··· Extracted material ···

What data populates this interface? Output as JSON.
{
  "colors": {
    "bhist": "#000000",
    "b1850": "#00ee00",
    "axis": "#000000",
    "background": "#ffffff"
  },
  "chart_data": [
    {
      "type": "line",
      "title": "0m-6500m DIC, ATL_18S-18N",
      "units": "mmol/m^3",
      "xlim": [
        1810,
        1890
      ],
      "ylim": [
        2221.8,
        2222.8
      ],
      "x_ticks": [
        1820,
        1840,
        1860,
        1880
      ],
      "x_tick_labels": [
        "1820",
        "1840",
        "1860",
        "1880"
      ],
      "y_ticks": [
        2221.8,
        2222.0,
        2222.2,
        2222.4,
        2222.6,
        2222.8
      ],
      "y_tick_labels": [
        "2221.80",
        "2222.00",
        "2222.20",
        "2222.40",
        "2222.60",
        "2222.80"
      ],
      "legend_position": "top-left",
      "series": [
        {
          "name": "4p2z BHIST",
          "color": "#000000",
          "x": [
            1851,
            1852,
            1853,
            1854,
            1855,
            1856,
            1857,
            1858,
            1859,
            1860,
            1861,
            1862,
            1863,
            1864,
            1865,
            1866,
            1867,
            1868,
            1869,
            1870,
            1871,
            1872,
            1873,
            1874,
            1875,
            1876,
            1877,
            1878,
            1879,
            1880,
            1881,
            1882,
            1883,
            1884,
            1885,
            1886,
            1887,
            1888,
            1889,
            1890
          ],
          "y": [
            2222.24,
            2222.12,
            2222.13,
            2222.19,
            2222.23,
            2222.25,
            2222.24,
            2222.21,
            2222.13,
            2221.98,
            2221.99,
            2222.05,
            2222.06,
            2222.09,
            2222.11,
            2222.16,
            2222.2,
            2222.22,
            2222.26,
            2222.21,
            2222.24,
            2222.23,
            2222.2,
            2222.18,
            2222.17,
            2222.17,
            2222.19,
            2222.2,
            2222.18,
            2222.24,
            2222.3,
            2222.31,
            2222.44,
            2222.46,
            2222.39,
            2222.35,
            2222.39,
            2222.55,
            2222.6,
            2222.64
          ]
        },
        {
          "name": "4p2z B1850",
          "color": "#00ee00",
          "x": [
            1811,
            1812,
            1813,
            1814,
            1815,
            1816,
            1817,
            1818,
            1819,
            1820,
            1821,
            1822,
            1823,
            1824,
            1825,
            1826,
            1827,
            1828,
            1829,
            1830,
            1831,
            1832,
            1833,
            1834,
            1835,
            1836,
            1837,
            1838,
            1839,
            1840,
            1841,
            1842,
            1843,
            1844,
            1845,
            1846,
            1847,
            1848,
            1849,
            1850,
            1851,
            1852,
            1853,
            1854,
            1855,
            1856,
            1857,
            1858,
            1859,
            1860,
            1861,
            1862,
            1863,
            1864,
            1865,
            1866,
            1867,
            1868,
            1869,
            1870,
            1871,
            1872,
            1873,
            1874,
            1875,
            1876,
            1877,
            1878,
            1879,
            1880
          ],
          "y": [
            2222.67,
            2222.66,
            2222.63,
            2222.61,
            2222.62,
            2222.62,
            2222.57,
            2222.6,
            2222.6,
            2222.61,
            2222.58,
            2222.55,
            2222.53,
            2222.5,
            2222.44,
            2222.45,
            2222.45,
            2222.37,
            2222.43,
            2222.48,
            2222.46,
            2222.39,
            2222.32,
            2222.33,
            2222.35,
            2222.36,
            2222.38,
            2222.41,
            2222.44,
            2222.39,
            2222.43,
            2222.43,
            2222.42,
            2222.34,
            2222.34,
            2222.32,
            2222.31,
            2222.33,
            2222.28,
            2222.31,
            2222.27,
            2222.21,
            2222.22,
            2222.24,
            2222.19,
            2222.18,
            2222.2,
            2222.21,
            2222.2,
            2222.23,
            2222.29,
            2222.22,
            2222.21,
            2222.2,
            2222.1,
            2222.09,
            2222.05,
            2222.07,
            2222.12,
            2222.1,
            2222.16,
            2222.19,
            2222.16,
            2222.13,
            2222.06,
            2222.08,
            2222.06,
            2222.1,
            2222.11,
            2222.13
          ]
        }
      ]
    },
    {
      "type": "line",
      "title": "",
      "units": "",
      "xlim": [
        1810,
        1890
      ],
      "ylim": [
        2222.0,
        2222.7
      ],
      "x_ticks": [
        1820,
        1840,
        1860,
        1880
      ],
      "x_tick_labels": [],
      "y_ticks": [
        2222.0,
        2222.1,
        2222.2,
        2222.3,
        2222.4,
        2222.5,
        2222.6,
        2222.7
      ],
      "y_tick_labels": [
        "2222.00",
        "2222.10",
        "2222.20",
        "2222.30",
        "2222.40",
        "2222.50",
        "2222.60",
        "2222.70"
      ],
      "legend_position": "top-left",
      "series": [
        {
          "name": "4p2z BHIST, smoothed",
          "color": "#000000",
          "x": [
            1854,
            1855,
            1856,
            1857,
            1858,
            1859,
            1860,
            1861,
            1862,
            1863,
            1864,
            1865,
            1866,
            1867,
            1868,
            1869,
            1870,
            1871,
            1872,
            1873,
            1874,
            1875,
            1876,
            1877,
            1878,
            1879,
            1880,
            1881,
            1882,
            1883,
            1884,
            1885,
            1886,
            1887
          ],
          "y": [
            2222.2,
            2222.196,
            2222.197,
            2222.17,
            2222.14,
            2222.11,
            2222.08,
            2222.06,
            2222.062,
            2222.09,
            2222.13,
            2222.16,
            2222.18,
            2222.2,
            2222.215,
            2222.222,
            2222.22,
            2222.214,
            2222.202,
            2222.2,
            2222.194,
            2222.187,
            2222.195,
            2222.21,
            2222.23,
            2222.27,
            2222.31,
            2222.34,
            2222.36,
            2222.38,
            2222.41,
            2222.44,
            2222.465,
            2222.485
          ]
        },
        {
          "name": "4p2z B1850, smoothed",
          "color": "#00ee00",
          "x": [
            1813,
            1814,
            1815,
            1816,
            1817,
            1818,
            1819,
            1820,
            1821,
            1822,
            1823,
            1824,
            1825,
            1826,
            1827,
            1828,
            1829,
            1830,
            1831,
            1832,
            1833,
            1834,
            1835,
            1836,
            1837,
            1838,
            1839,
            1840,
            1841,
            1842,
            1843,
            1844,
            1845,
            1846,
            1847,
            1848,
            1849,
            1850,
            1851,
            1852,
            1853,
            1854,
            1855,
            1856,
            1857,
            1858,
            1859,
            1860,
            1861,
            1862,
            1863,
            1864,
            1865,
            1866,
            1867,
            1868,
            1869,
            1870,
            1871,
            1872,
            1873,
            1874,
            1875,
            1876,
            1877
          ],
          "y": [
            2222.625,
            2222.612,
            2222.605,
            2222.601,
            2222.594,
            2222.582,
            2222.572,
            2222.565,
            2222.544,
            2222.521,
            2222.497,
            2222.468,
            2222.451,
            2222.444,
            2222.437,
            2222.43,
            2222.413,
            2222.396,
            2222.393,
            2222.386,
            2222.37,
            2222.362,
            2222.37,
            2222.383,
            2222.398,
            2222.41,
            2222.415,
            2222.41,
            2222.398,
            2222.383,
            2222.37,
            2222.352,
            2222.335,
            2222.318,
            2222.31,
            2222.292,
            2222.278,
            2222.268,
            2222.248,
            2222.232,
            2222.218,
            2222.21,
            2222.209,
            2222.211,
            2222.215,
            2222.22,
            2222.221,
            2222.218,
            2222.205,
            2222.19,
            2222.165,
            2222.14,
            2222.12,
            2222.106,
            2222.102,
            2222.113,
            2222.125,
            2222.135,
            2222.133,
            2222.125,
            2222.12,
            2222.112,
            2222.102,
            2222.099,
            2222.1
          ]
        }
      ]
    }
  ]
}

···

Exercise:
From the data above, extract every line in its exact form.

Full answer:
What data populates this interface? Output as JSON.
{
  "colors": {
    "bhist": "#000000",
    "b1850": "#00ee00",
    "axis": "#000000",
    "background": "#ffffff"
  },
  "chart_data": [
    {
      "type": "line",
      "title": "0m-6500m DIC, ATL_18S-18N",
      "units": "mmol/m^3",
      "xlim": [
        1810,
        1890
      ],
      "ylim": [
        2221.8,
        2222.8
      ],
      "x_ticks": [
        1820,
        1840,
        1860,
        1880
      ],
      "x_tick_labels": [
        "1820",
        "1840",
        "1860",
        "1880"
      ],
      "y_ticks": [
        2221.8,
        2222.0,
        2222.2,
        2222.4,
        2222.6,
        2222.8
      ],
      "y_tick_labels": [
        "2221.80",
        "2222.00",
        "2222.20",
        "2222.40",
        "2222.60",
        "2222.80"
      ],
      "legend_position": "top-left",
      "series": [
        {
          "name": "4p2z BHIST",
          "color": "#000000",
          "x": [
            1851,
            1852,
            1853,
            1854,
            1855,
            1856,
            1857,
            1858,
            1859,
            1860,
            1861,
            1862,
            1863,
            1864,
            1865,
            1866,
            1867,
            1868,
            1869,
            1870,
            1871,
            1872,
            1873,
            1874,
            1875,
            1876,
            1877,
            1878,
            1879,
            1880,
            1881,
            1882,
            1883,
            1884,
            1885,
            1886,
            1887,
            1888,
            1889,
            1890
          ],
          "y": [
            2222.24,
            2222.12,
            2222.13,
            2222.19,
            2222.23,
            2222.25,
            2222.24,
            2222.21,
            2222.13,
            2221.98,
            2221.99,
            2222.05,
            2222.06,
            2222.09,
            2222.11,
            2222.16,
            2222.2,
            2222.22,
            2222.26,
            2222.21,
            2222.24,
            2222.23,
            2222.2,
            2222.18,
            2222.17,
            2222.17,
            2222.19,
            2222.2,
            2222.18,
            2222.24,
            2222.3,
            2222.31,
            2222.44,
            2222.46,
            2222.39,
            2222.35,
            2222.39,
            2222.55,
            2222.6,
            2222.64
          ]
        },
        {
          "name": "4p2z B1850",
          "color": "#00ee00",
          "x": [
            1811,
            1812,
            1813,
            1814,
            1815,
            1816,
            1817,
            1818,
            1819,
            1820,
            1821,
            1822,
            1823,
            1824,
            1825,
            1826,
            1827,
            1828,
            1829,
            1830,
            1831,
            1832,
            1833,
            1834,
            1835,
            1836,
            1837,
            1838,
            1839,
            1840,
            1841,
            1842,
            1843,
            1844,
            1845,
            1846,
            1847,
            1848,
            1849,
            1850,
            1851,
            1852,
            1853,
            1854,
            1855,
            1856,
            1857,
            1858,
            1859,
            1860,
            1861,
            1862,
            1863,
            1864,
            1865,
            1866,
            1867,
            1868,
            1869,
            1870,
            1871,
            1872,
            1873,
            1874,
            1875,
            1876,
            1877,
            1878,
            1879,
            1880
          ],
          "y": [
            2222.67,
            2222.66,
            2222.63,
            2222.61,
            2222.62,
            2222.62,
            2222.57,
            2222.6,
            2222.6,
            2222.61,
            2222.58,
            2222.55,
            2222.53,
            2222.5,
            2222.44,
            2222.45,
            2222.45,
            2222.37,
            2222.43,
            2222.48,
            2222.46,
            2222.39,
            2222.32,
            2222.33,
            2222.35,
            2222.36,
            2222.38,
            2222.41,
            2222.44,
            2222.39,
            2222.43,
            2222.43,
            2222.42,
            2222.34,
            2222.34,
            2222.32,
            2222.31,
            2222.33,
            2222.28,
            2222.31,
            2222.27,
            2222.21,
            2222.22,
            2222.24,
            2222.19,
            2222.18,
            2222.2,
            2222.21,
            2222.2,
            2222.23,
            2222.29,
            2222.22,
            2222.21,
            2222.2,
            2222.1,
            2222.09,
            2222.05,
            2222.07,
            2222.12,
            2222.1,
            2222.16,
            2222.19,
            2222.16,
            2222.13,
            2222.06,
            2222.08,
            2222.06,
            2222.1,
            2222.11,
            2222.13
          ]
        }
      ]
    },
    {
      "type": "line",
      "title": "",
      "units": "",
      "xlim": [
        1810,
        1890
      ],
      "ylim": [
        2222.0,
        2222.7
      ],
      "x_ticks": [
        1820,
        1840,
        1860,
        1880
      ],
      "x_tick_labels": [],
      "y_ticks": [
        2222.0,
        2222.1,
        2222.2,
        2222.3,
        2222.4,
        2222.5,
        2222.6,
        2222.7
      ],
      "y_tick_labels": [
        "2222.00",
        "2222.10",
        "2222.20",
        "2222.30",
        "2222.40",
        "2222.50",
        "2222.60",
        "2222.70"
      ],
      "legend_position": "top-left",
      "series": [
        {
          "name": "4p2z BHIST, smoothed",
          "color": "#000000",
          "x": [
            1854,
            1855,
            1856,
            1857,
            1858,
            1859,
            1860,
            1861,
            1862,
            1863,
            1864,
            1865,
            1866,
            1867,
            1868,
            1869,
            1870,
            1871,
            1872,
            1873,
            1874,
            1875,
            1876,
            1877,
            1878,
            1879,
            1880,
            1881,
            1882,
            1883,
            1884,
            1885,
            1886,
            1887
          ],
          "y": [
            2222.2,
            2222.196,
            2222.197,
            2222.17,
            2222.14,
            2222.11,
            2222.08,
            2222.06,
            2222.062,
            2222.09,
            2222.13,
            2222.16,
            2222.18,
            2222.2,
            2222.215,
            2222.222,
            2222.22,
            2222.214,
            2222.202,
            2222.2,
            2222.194,
            2222.187,
            2222.195,
            2222.21,
            2222.23,
            2222.27,
            2222.31,
            2222.34,
            2222.36,
            2222.38,
            2222.41,
            2222.44,
            2222.465,
            2222.485
          ]
        },
        {
          "name": "4p2z B1850, smoothed",
          "color": "#00ee00",
          "x": [
            1813,
            1814,
            1815,
            1816,
            1817,
            1818,
            1819,
            1820,
            1821,
            1822,
            1823,
            1824,
            1825,
            1826,
            1827,
            1828,
            1829,
            1830,
            1831,
            1832,
            1833,
            1834,
            1835,
            1836,
            1837,
            1838,
            1839,
            1840,
            1841,
            1842,
            1843,
            1844,
            1845,
            1846,
            1847,
            1848,
            1849,
            1850,
            1851,
            1852,
            1853,
            1854,
            1855,
            1856,
            1857,
            1858,
            1859,
            1860,
            1861,
            1862,
            1863,
            1864,
            1865,
            1866,
            1867,
            1868,
            1869,
            1870,
            1871,
            1872,
            1873,
            1874,
            1875,
            1876,
            1877
          ],
          "y": [
            2222.625,
            2222.612,
            2222.605,
            2222.601,
            2222.594,
            2222.582,
            2222.572,
            2222.565,
            2222.544,
            2222.521,
            2222.497,
            2222.468,
            2222.451,
            2222.444,
            2222.437,
            2222.43,
            2222.413,
            2222.396,
            2222.393,
            2222.386,
            2222.37,
            2222.362,
            2222.37,
            2222.383,
            2222.398,
            2222.41,
            2222.415,
            2222.41,
            2222.398,
            2222.383,
            2222.37,
            2222.352,
            2222.335,
            2222.318,
            2222.31,
            2222.292,
            2222.278,
            2222.268,
            2222.248,
            2222.232,
            2222.218,
            2222.21,
            2222.209,
            2222.211,
            2222.215,
            2222.22,
            2222.221,
            2222.218,
            2222.205,
            2222.19,
            2222.165,
            2222.14,
            2222.12,
            2222.106,
            2222.102,
            2222.113,
            2222.125,
            2222.135,
            2222.133,
            2222.125,
            2222.12,
            2222.112,
            2222.102,
            2222.099,
            2222.1
          ]
        }
      ]
    }
  ]
}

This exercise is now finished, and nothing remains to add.